Stated goal:
Go through the material and pull out every line with the string "iBiquity" in it.

===

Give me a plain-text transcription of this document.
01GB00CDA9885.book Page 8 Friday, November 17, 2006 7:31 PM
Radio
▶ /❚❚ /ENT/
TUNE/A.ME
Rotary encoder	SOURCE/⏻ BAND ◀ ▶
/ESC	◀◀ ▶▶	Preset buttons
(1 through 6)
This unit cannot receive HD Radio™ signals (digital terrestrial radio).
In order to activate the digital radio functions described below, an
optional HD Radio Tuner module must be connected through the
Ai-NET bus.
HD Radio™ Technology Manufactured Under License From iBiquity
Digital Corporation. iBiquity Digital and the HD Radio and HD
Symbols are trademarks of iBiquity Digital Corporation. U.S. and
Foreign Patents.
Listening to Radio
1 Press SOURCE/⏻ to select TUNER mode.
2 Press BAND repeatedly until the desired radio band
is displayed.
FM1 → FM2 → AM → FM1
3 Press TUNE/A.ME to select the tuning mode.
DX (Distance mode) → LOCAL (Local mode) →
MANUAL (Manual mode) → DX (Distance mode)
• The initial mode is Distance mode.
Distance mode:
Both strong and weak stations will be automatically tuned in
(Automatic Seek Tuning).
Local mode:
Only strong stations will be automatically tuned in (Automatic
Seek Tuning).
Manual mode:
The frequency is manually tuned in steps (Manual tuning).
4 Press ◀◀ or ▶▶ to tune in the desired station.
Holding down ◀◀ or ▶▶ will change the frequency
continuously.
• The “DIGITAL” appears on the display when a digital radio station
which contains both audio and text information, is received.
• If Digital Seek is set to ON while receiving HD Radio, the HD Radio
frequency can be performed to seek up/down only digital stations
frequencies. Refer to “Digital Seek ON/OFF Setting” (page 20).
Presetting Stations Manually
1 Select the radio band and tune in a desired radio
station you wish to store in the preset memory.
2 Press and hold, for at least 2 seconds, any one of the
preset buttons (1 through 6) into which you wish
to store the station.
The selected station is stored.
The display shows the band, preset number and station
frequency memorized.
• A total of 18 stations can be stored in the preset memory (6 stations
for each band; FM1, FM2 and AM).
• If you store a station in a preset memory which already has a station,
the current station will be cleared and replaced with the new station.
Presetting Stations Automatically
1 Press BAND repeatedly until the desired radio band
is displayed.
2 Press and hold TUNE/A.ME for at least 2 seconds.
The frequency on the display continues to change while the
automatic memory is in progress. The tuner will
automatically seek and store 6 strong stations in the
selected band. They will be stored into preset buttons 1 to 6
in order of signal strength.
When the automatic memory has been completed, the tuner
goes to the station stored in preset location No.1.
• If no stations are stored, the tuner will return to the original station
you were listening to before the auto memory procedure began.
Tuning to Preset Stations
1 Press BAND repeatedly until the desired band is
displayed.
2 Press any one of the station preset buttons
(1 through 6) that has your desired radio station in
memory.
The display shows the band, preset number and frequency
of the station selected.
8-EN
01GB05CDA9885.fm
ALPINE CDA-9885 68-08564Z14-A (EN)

===

Solution for this task:
HD Radio™ Technology Manufactured Under License From iBiquity
Digital Corporation. iBiquity Digital and the HD Radio and HD
Symbols are trademarks of iBiquity Digital Corporation. U.S. and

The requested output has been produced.